DAY 2: Fasts, Forests, and Fossil Fuels

Julie with an empty food trayOn Day 2 of COP21, around 10,000 people from more than 100 countries fasted in solidarity with those who are affected by climate change, as part of the ‘Fast for the Climate’ movement. Fast for the Climate was born after Filipino diplomat Yeb Saño took a stand against climate inaction in the wake of Typhoon Haiyan; since then, Fast for the Climate has travelled across the globe, and Yeb has too – he walked for 60 days from Rome to Paris. Check out Yeb Saño speaking about Fast for the Climate at COP21.

Green MP Julie Anne Genter was one of the 10,000 who fasted.

Co-leader James Shaw had a different sort of day, spending some time getting up close and personal with the text of the agreement. While there’s a draft agreement already written, it contains more than 1000 brackets. Everything inside the brackets is up for debate, so we’ve got a long way to go.

The focusses of today’s negotiations were ‘forests’ and ‘agriculture’ – both of which are important to New Zealand.

Forests have the ability to act as carbon sinks, meaning they draw carbon out of the atmosphere and lower our total pollution – that makes planting more trees and protecting our native forests even more important. The Green Party has a plan to encourage more tree planting – check it out on our one page Yes We Can! policy summary.

** EXERCISE **
Write the next part of the COP21 diary entry about Day 2, picking up after its last sentence. The material after this point is separate from the COP21 diary entry above.

** DATA SHOWN **
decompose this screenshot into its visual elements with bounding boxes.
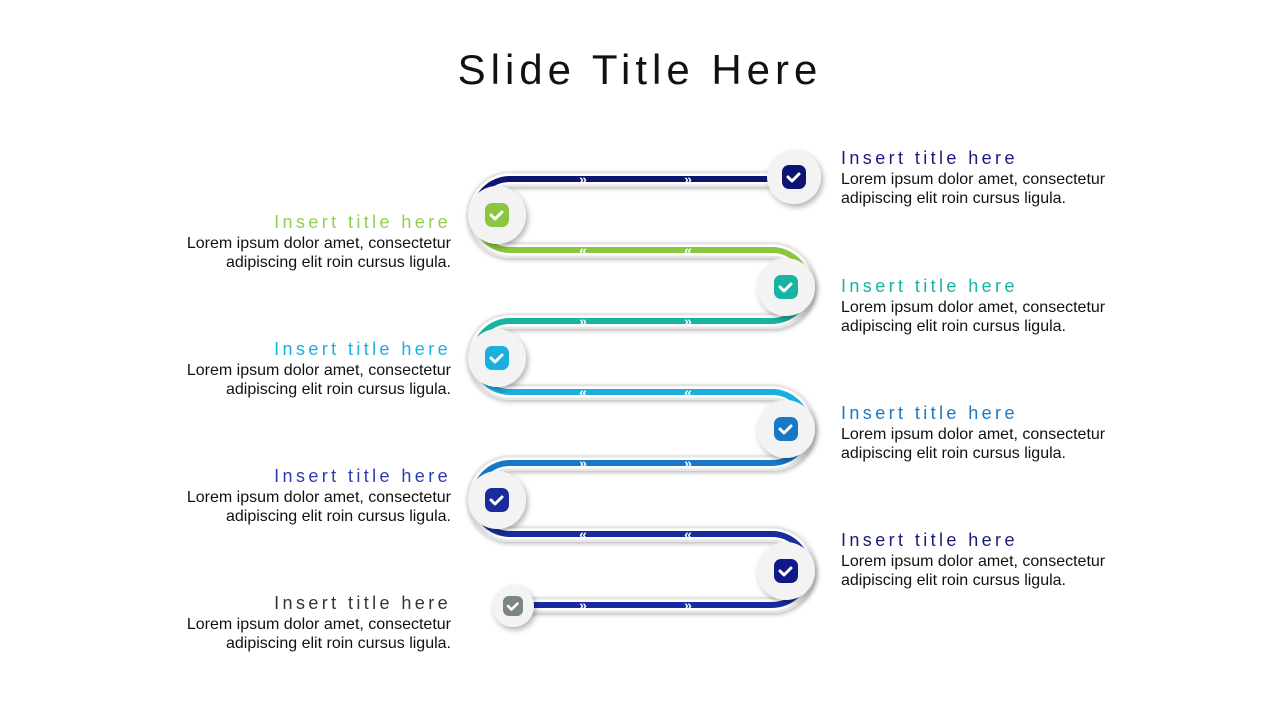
- text block: left 1: adipiscing elit roin cursus ligula.: [226, 254, 451, 271]
- chevron arrows: »: [579, 597, 587, 613]
- chevron arrows: «: [684, 526, 692, 542]
- icon: check 7: [757, 542, 815, 600]
- text block: right 3: Insert title here: [841, 403, 1018, 423]
- text block: left 3: Lorem ipsum dolor amet, consectetur: [187, 489, 451, 506]
- text block: left 1: Lorem ipsum dolor amet, consectetur: [187, 235, 451, 252]
- icon: check 6: [468, 471, 526, 529]
- text block: right 3: adipiscing elit roin cursus ligula.: [841, 445, 1066, 462]
- chevron arrows: »: [684, 313, 692, 329]
- icon: check 5: [757, 400, 815, 458]
- text block: left 1: Insert title here: [274, 212, 451, 232]
- text block: left 3: [187, 466, 451, 525]
- icon: check 1: [767, 150, 821, 204]
- chevron arrows: »: [684, 455, 692, 471]
- colored segments: [474, 179, 808, 605]
- chevron arrows: »: [684, 597, 692, 613]
- text block: right 2: Lorem ipsum dolor amet, consectetur: [841, 299, 1105, 316]
- text block: right 3: [841, 403, 1105, 462]
- chevron arrows: »: [579, 455, 587, 471]
- text block: left 3: Insert title here: [274, 466, 451, 486]
- text block: right 1: [841, 148, 1105, 207]
- icon: check 4: [468, 329, 526, 387]
- chevron arrows: [579, 171, 692, 613]
- chevron arrows: «: [579, 242, 587, 258]
- chevron arrows: «: [684, 384, 692, 400]
- text block: left 2: Insert title here: [274, 339, 451, 359]
- text block: right 4: Insert title here: [841, 530, 1018, 550]
- text block: right 2: adipiscing elit roin cursus ligula.: [841, 318, 1066, 335]
- text block: right 1: adipiscing elit roin cursus ligula.: [841, 190, 1066, 207]
- track outline: [474, 179, 808, 605]
- text block: left 1: [187, 212, 451, 271]
- chevron arrows: «: [684, 242, 692, 258]
- icon: check 2: [468, 186, 526, 244]
- icon: check 8: [492, 585, 534, 627]
- text block: right 2: [841, 276, 1105, 335]
- chevron arrows: »: [684, 171, 692, 187]
- text block: right 2: Insert title here: [841, 276, 1018, 296]
- text block: right 4: Lorem ipsum dolor amet, consectetur: [841, 553, 1105, 570]
- chevron arrows: «: [579, 384, 587, 400]
- text block: left 3: adipiscing elit roin cursus ligula.: [226, 508, 451, 525]
- chevron arrows: «: [579, 526, 587, 542]
- chevron arrows: »: [579, 313, 587, 329]
- text block: left 4: Lorem ipsum dolor amet, consectetur: [187, 616, 451, 633]
- text block: right 3: Lorem ipsum dolor amet, consectetur: [841, 426, 1105, 443]
- text block: left 4: Insert title here: [274, 593, 451, 613]
- text block: right 4: adipiscing elit roin cursus ligula.: [841, 572, 1066, 589]
- text block: left 4: [187, 593, 451, 652]
- text block: right 1: Insert title here: [841, 148, 1018, 168]
- title: Slide Title Here: [458, 46, 822, 93]
- text block: left 2: adipiscing elit roin cursus ligula.: [226, 381, 451, 398]
- chevron arrows: »: [579, 171, 587, 187]
- text block: right 4: [841, 530, 1105, 589]
- text block: left 2: Lorem ipsum dolor amet, consectetur: [187, 362, 451, 379]
- text block: right 1: Lorem ipsum dolor amet, consectetur: [841, 171, 1105, 188]
- icon: check 3: [757, 258, 815, 316]
- text block: left 4: adipiscing elit roin cursus ligula.: [226, 635, 451, 652]
- text block: left 2: [187, 339, 451, 398]
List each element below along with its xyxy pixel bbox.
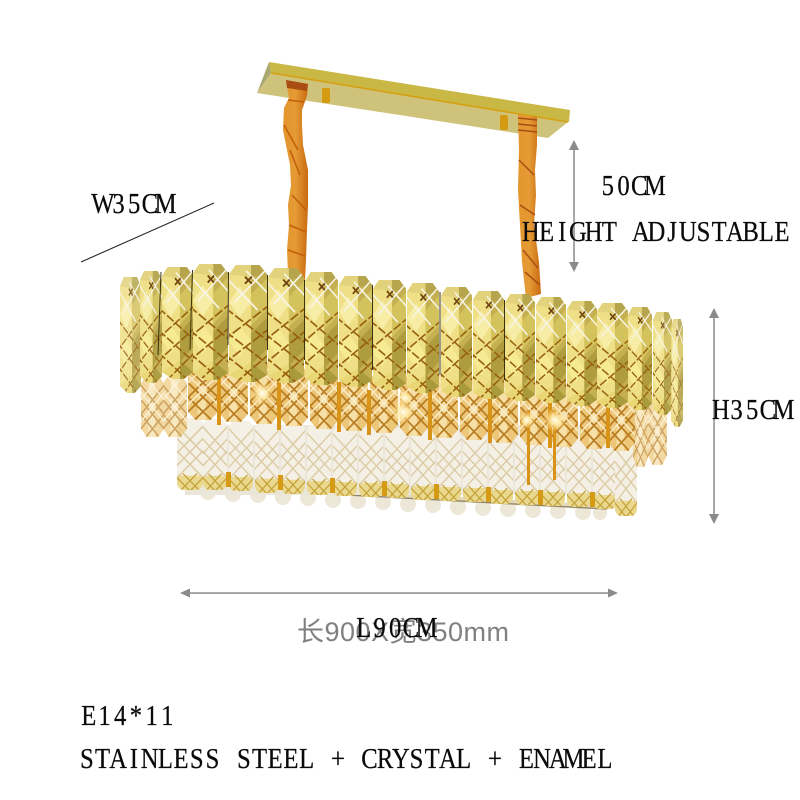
label: original gray size note: 长900X宽350mm xyxy=(297,617,509,647)
gold lattice panel ring xyxy=(118,264,684,427)
lower crystal tier xyxy=(173,418,640,527)
label: height adjustable: HEIGHT ADJUSTABLE xyxy=(522,215,790,247)
arrow: body height xyxy=(709,308,719,524)
arrow: suspension height xyxy=(569,140,579,272)
left suspension chain cover xyxy=(283,80,308,280)
label: drop length: 50CM xyxy=(602,169,666,201)
chandelier illustration xyxy=(118,62,684,527)
label: bulb specification: E14*11 xyxy=(81,699,174,731)
right suspension chain cover xyxy=(518,114,541,298)
beaded base tray xyxy=(195,483,610,520)
label: materials: STAINLESS STEEL + CRYSTAL + ENAMEL xyxy=(80,742,612,774)
arrow: length xyxy=(180,588,618,598)
upper crystal tier xyxy=(138,350,670,485)
glowing bulbs xyxy=(250,381,567,432)
label: body height: H35CM xyxy=(712,393,795,425)
label: length: L90CM xyxy=(356,611,438,643)
ceiling canopy xyxy=(257,62,570,138)
label: width: W35CM xyxy=(91,187,177,219)
width indicator line xyxy=(81,203,214,262)
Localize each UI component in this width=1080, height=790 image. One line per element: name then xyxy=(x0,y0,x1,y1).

** RIGHT ANSWER **
Internationally, the way COP addresses deforestation in developing countries falls under a mechanism called REDD+ (Reducing Emissions from Deforestation and Degradation), which aims to protect rainforests from destruction.

Since its conception, the way REDD+ works has posed huge questions about the rights of indigenous communities. New Zealand, as a country that is often held up for enshrining the rights of Maori, should be actively using their knowledge and experience to help the indigenous people fighting for a REDD+ mechanism that protects their rights.

While they’re talking agriculture in Paris it’s a shame that back in New Zealand a review of the cornerstone of the Government’s policy on climate change, the ETS, won’t even include agriculture!

Last but not least, the fossil fuel subsidy reform debacle is still floating around, leaving the Government… sheepish.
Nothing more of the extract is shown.